## Stated task 1
Return these rows from the saved entries verbatim, beginning at the line that contains "inch-value: 24 [166,594,185,611]" and stopping after the line that contains "inch-mark: ″ [251,498,258,510]".

## Source
[PATCH v5 6/8] drm/i915/gvt: add basic function for weight control

Wed Mar 29 03:26:00 UTC 2017

> From: Ping Gao
> Sent: Tuesday, March 28, 2017 2:48 PM
> 
> This method tries to guarantee precision in second level, with the adjustment
> conducted in every 100ms. At the end of each vGPU switch calculate the
> sched time and subtract it from the time slice allocated; the dedicate time

what's meaning of "dedicate time"? Does it just mean "allocated time"?

> slice for every 100ms together with remaining timeslice, will be used to
> decide how much timeslice allocated to this vGPU in the next 100ms slice,
> with the end goal to guarantee weight ratio in second level.
> 
> Signed-off-by: Ping Gao <ping.a.gao at intel.com>
> ---
>  drivers/gpu/drm/i915/gvt/sched_policy.c | 75
> +++++++++++++++++++++++++++++++++
>  1 file changed, 75 insertions(+)
> 
> diff --git a/drivers/gpu/drm/i915/gvt/sched_policy.c
> b/drivers/gpu/drm/i915/gvt/sched_policy.c
> index f6723f6..c7fd8b8 100644
> --- a/drivers/gpu/drm/i915/gvt/sched_policy.c
> +++ b/drivers/gpu/drm/i915/gvt/sched_policy.c
> @@ -69,6 +69,75 @@ struct gvt_sched_data {
>  	struct list_head lru_vgpu_head;
>  };
> 
> +/* Calc the sched_time during vGPU switch, subtract it
> + * from the time slice allocated correspondingly.

It's not good to mention when this function will be invoked
by caller. Also the logic is obvious. No comment is OK.

> + */
> +static void stat_timeslice_usage(struct intel_vgpu *pre_vgpu) {

vgpu_update_timeslice

> +	ktime_t delta_ts;
> +	struct vgpu_sched_data *vgpu_data = pre_vgpu->sched_data;
> +
> +	delta_ts = vgpu_data->sched_out_time - vgpu_data->sched_in_time;
> +
> +	vgpu_data->sched_time += delta_ts;
> +	vgpu_data->left_ts -= delta_ts;
> +}
> +
> +#define GVT_TS_BALANCE_PERIOD_MS 100
> +
> +/* This function executed every 100ms, to alloc time slice
> + * for next 100ms.
> + */

bad comment. It's caller to decide how often this function will
be invoked. What you should describe is the algorithm implemented
here, e.g. use stage-based approach, etc.

## Saved entries
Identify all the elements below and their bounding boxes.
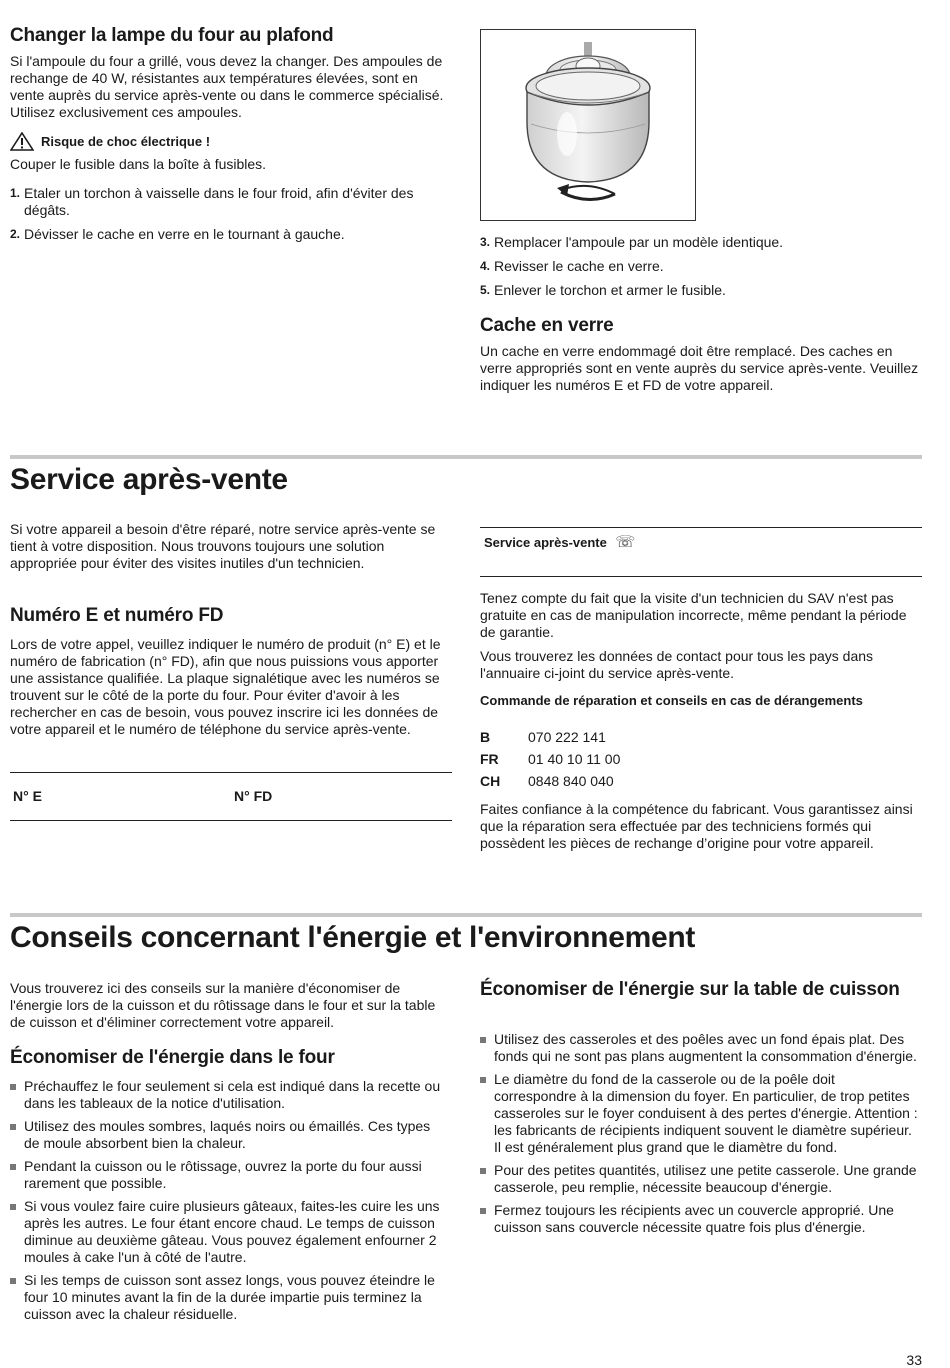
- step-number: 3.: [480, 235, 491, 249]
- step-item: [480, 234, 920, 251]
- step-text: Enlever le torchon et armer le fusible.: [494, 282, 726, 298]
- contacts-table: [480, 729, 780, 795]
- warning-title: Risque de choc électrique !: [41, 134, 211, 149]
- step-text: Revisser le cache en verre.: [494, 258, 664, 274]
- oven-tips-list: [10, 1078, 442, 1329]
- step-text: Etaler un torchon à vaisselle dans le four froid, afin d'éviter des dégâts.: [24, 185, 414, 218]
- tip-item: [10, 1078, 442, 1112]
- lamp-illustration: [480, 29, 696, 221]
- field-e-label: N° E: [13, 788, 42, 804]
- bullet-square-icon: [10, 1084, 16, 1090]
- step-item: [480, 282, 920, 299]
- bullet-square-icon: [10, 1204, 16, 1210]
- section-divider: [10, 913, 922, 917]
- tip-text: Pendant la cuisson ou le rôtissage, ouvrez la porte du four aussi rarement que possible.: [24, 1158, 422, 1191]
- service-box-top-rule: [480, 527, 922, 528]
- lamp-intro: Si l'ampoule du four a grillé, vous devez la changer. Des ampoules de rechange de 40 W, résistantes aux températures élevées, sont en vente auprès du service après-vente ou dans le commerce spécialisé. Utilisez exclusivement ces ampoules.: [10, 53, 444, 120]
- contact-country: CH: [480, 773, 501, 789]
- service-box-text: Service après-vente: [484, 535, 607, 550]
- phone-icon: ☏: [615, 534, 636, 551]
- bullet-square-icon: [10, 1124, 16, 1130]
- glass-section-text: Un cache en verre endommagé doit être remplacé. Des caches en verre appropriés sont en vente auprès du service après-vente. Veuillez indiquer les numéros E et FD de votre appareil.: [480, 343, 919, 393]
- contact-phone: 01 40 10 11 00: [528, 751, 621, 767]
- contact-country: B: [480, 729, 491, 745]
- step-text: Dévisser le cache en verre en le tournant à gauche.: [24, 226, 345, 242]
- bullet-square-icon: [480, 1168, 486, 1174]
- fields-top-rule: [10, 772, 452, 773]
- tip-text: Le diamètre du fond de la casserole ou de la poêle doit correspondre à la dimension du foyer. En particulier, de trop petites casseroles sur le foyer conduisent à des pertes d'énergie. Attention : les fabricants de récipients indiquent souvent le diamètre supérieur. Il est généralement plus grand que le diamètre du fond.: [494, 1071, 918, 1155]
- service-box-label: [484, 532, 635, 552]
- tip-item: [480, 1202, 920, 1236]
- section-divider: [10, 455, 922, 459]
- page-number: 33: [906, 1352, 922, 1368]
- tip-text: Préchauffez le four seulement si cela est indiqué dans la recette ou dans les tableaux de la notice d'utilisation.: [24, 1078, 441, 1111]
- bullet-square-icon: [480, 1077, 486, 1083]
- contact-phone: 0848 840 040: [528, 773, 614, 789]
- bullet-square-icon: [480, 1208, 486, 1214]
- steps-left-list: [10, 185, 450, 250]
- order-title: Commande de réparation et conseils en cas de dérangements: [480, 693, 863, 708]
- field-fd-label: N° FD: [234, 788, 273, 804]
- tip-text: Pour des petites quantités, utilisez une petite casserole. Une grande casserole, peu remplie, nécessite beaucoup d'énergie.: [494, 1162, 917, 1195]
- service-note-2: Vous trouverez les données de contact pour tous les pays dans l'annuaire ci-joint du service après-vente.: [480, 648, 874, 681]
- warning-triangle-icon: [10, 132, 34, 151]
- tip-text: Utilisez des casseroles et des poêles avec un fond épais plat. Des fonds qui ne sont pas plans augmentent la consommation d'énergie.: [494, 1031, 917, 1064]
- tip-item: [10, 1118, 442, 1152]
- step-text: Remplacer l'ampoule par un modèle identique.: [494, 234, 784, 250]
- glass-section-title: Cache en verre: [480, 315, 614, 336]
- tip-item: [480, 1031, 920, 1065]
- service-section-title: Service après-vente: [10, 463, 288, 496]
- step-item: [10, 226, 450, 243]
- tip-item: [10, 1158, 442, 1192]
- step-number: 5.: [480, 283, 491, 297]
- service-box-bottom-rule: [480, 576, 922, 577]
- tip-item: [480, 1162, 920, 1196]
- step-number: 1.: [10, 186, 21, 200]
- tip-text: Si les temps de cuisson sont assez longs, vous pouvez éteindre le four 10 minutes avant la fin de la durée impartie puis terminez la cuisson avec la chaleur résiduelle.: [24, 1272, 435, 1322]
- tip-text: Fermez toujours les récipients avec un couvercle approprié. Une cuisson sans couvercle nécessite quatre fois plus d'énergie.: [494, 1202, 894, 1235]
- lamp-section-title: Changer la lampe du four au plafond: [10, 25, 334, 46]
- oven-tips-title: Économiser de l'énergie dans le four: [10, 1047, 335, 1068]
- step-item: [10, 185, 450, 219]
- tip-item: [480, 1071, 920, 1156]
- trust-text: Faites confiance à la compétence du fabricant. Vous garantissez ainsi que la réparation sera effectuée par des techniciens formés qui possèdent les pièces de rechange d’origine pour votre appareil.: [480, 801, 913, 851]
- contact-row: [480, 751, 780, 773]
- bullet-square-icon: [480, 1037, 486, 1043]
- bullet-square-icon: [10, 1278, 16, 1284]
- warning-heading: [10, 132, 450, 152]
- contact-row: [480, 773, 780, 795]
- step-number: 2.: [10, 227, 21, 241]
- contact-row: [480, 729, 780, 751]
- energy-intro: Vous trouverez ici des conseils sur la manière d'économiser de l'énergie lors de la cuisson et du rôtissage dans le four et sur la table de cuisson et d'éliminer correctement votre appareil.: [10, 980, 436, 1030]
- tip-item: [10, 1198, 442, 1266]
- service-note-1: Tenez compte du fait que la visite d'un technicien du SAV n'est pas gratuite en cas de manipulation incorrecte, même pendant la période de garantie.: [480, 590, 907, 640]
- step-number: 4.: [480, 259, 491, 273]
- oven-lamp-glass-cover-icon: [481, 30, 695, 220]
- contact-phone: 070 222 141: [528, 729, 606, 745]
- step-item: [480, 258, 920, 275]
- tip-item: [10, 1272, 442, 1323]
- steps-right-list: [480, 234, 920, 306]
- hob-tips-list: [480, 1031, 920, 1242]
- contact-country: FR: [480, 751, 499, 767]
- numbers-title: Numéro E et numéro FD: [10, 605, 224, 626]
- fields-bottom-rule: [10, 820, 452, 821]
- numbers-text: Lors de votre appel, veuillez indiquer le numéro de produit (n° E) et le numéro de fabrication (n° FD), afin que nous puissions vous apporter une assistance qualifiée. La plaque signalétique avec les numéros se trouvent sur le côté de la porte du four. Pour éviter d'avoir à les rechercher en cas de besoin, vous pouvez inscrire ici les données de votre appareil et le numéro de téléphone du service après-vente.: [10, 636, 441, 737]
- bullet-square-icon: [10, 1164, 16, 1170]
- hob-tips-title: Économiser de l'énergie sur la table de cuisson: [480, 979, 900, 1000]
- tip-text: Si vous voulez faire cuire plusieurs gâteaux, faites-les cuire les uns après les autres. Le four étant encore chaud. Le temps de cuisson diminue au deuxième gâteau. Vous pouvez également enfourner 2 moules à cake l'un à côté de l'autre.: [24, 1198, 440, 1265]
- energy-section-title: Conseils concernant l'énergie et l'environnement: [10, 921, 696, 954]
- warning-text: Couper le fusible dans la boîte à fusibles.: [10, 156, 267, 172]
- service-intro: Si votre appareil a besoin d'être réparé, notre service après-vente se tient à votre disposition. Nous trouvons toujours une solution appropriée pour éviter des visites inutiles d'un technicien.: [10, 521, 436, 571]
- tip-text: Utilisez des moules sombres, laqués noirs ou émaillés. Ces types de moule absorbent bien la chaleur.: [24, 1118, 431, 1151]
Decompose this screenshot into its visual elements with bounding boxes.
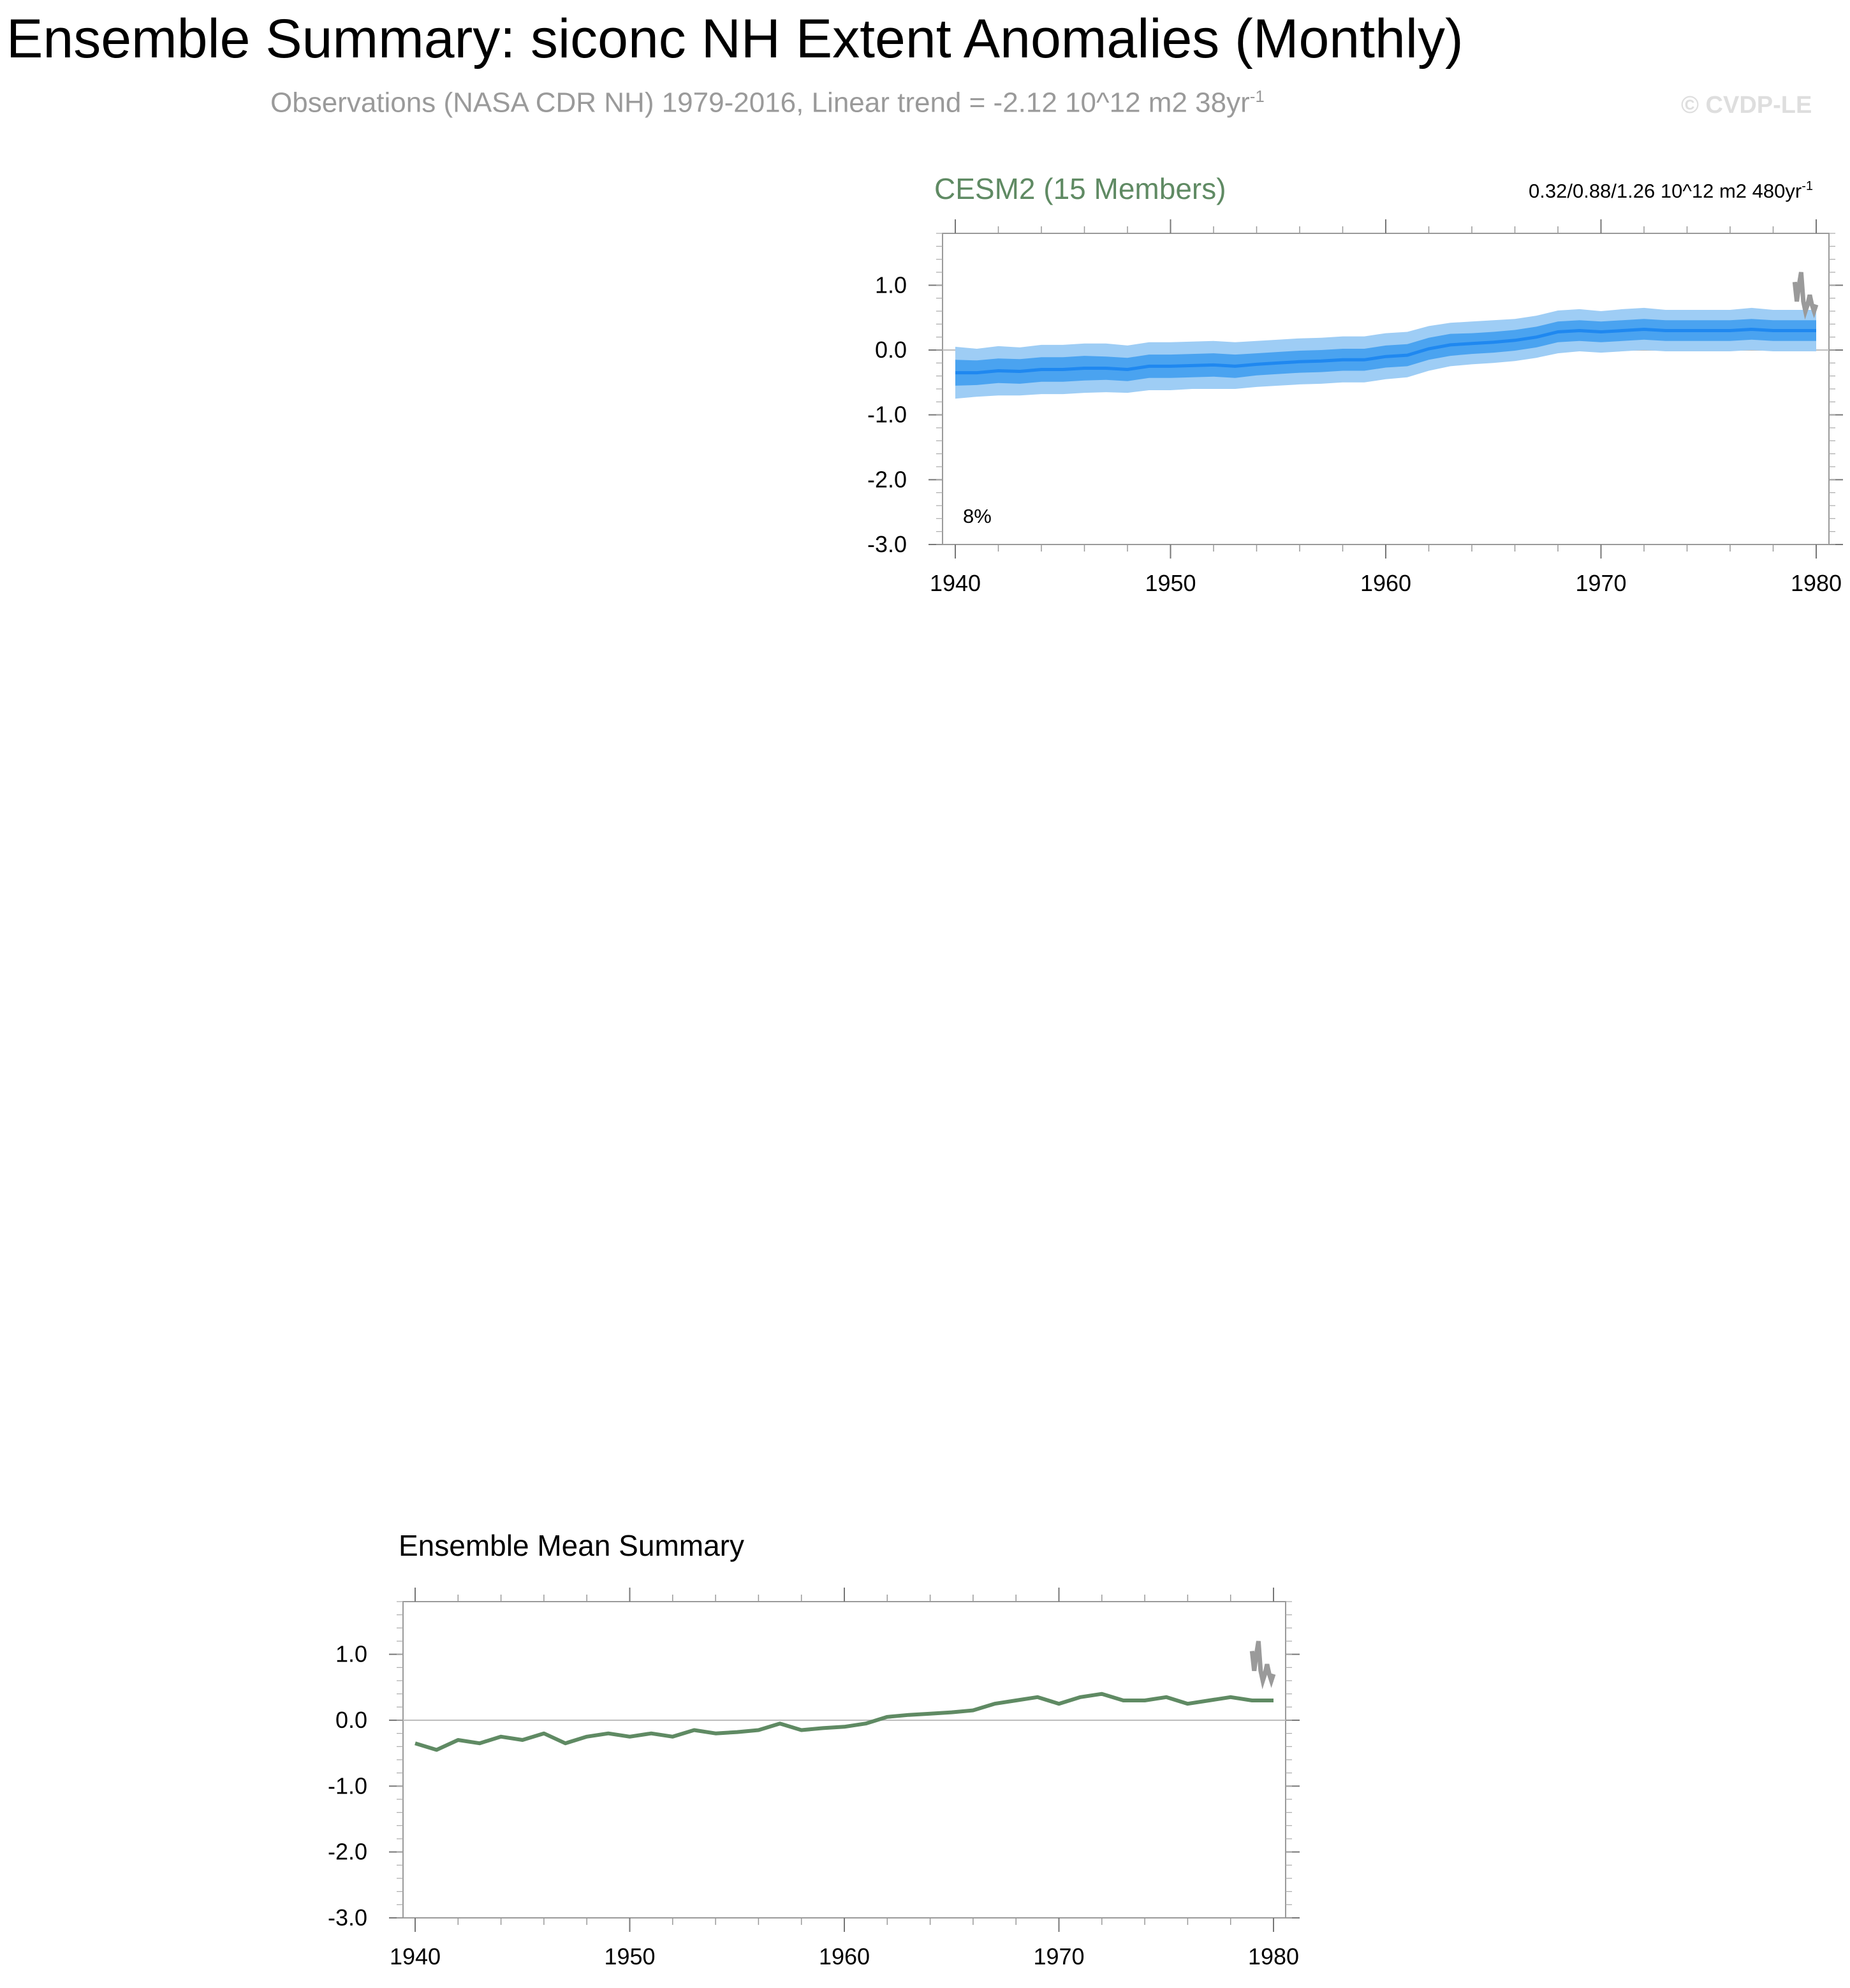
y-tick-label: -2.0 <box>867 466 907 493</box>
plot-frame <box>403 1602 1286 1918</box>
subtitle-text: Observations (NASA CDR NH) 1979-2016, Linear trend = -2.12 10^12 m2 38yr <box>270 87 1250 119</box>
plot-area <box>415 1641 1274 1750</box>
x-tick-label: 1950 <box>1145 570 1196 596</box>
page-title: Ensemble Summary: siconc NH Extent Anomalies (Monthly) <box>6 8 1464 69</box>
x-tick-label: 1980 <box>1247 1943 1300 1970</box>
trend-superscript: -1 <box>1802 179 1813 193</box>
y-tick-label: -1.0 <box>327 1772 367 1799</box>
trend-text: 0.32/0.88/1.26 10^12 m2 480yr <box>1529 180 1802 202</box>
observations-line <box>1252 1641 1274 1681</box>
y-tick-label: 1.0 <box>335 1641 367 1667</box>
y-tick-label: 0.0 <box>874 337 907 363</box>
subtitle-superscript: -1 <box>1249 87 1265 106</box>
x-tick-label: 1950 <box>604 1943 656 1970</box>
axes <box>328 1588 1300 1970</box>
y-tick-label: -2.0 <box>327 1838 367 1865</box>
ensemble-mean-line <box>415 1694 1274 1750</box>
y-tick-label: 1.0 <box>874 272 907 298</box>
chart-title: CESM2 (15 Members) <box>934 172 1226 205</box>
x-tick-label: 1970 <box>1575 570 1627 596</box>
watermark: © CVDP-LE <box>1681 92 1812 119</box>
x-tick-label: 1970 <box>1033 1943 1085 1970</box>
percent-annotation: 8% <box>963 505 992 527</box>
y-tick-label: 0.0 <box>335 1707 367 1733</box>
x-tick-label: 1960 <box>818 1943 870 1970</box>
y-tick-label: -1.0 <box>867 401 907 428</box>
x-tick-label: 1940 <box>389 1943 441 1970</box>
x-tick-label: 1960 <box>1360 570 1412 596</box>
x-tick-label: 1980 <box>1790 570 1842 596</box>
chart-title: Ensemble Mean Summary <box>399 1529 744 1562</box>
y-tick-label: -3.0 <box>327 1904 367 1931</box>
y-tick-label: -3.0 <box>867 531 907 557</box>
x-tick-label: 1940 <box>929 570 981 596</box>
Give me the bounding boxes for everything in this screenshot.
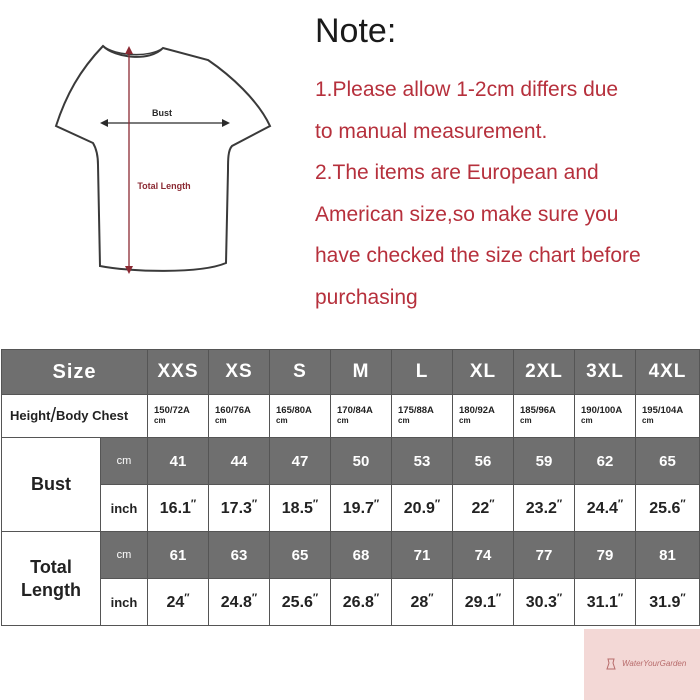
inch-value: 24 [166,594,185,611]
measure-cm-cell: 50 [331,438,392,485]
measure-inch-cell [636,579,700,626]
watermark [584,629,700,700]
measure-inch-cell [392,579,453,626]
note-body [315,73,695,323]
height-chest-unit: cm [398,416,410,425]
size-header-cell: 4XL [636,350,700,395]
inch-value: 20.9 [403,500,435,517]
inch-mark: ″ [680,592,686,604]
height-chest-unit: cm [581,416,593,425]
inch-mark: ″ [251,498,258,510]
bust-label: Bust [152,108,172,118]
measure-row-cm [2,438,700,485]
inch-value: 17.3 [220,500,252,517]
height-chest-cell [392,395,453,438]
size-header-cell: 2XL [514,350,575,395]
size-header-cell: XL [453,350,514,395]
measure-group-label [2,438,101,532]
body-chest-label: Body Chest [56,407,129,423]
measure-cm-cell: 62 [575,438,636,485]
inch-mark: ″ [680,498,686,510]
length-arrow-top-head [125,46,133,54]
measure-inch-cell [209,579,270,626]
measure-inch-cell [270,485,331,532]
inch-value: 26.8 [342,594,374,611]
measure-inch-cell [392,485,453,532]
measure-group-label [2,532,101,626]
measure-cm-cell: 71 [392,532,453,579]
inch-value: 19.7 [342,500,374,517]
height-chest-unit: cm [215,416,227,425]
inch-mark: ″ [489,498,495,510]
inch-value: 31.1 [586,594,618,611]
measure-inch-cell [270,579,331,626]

## Stated task 2
Resume the review thread on the vGPU weight-control patch from the point at which it stops.

## Expected answer 1
inch-value: 24 [166,594,185,611]
measure-cm-cell: 50 [331,438,392,485]
measure-inch-cell [636,579,700,626]
watermark [584,629,700,700]
measure-inch-cell [392,579,453,626]
note-body [315,73,695,323]
height-chest-unit: cm [398,416,410,425]
size-header-cell: 4XL [636,350,700,395]
inch-value: 20.9 [403,500,435,517]
inch-mark: ″ [680,592,686,604]
height-chest-unit: cm [581,416,593,425]
inch-mark: ″ [251,498,258,510]

## Expected answer 2
> +static void gvt_timeslice_balance(struct gvt_sched_data *sched_data) {

gvt_balance_timeslice

> +	struct vgpu_sched_data *vgpu_data;
> +	struct list_head *pos;
> +	static uint64_t stage_check;
> +	int stage = stage_check++ % 10;

make 10 as a macro

> +
> +	if (stage == 0) {

add comment to describe what 'stage==0' means and what is done here.

> +		int total_weight = 0;
> +		ktime_t fair_timeslice;
> +
> +		/* Every vgpu should set valid weight at the same time */

is 'at the same time' accurate? or do you really mean "every
vgpu should have its weight set when it is created"?

If that is the case, should we assert here in case the assumption
is not correct?

> +		list_for_each(pos, &sched_data->runq_head) {
> +			vgpu_data = container_of(pos, struct
> vgpu_sched_data, list);
> +
> +			if (vgpu_data->sched_ctl.weight == 0) {
> +				total_weight = 0;
> +				break;
> +			}

Don't understand. Why do you give up with a partial state if
a vGPU doesn't have a weight? shouldn't we report error here
like mentioned above?

> +			total_weight += vgpu_data->sched_ctl.weight;

do we prevent vGPU from being created within this phase? otherwise
there might be a race condition.

> +		}
> +
> +		/* The timeslice accumulation will reset every second */

Again, just explain what is done here. Don't assume the frequency
which might be changed.

> +		list_for_each(pos, &sched_data->runq_head) {
> +			vgpu_data = container_of(pos, struct
> vgpu_sched_data, list);
> +			if (total_weight)
> +				fair_timeslice =
> ms_to_ktime(GVT_TS_BALANCE_PERIOD_MS) *
> +					vgpu_data->sched_ctl.weight /
> +						total_weight;
> +			else
> +				fair_timeslice =
> ms_to_ktime(GVT_TS_BALANCE_PERIOD_MS);

is total_weight=0 a valid scenario or an error we should early catch?

> +
> +			vgpu_data->allocated_ts = fair_timeslice;
> +			vgpu_data->left_ts = vgpu_data->allocated_ts;
> +

what about this vGPU's previous left_ts is non-zero? is it OK to simply
override it? Or if it's not critical, at least need a TODO here explaining
more refinement required in the future to handle such corner case.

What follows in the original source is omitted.